• **Data in this exercise**

══════

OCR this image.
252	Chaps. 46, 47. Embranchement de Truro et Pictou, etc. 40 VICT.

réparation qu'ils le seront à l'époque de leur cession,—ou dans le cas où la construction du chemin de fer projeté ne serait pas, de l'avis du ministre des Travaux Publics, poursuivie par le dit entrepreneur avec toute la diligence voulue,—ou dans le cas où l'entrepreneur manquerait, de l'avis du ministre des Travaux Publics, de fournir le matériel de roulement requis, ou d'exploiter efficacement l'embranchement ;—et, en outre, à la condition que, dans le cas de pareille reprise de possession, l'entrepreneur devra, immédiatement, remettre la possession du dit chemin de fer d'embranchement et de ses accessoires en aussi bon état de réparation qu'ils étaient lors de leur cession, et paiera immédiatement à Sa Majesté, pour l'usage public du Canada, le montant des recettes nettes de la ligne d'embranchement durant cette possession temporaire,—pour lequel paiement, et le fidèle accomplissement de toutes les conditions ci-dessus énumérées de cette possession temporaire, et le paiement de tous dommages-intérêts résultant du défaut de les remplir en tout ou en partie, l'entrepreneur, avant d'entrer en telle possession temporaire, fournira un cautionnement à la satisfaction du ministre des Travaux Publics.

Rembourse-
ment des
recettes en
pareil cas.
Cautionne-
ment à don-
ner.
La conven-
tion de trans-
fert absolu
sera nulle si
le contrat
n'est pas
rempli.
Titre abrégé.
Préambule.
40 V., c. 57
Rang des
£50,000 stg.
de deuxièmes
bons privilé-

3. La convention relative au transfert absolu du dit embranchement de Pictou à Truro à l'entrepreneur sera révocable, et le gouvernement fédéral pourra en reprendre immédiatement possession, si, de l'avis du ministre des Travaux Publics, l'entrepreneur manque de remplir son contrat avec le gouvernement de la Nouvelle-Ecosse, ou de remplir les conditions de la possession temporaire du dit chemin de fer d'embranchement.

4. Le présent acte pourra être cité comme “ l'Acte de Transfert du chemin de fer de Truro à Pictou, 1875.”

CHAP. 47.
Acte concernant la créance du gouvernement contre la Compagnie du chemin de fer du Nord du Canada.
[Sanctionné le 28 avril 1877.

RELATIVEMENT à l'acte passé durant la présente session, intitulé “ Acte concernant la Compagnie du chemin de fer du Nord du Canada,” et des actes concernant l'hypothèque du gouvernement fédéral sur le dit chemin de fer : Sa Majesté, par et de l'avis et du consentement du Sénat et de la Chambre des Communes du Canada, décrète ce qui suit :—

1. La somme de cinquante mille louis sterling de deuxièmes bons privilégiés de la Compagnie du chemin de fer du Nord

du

══════

• **Required work**
Count every line above that holds the string "deuxièmes" and give the total, nothing more.

• **Response**
2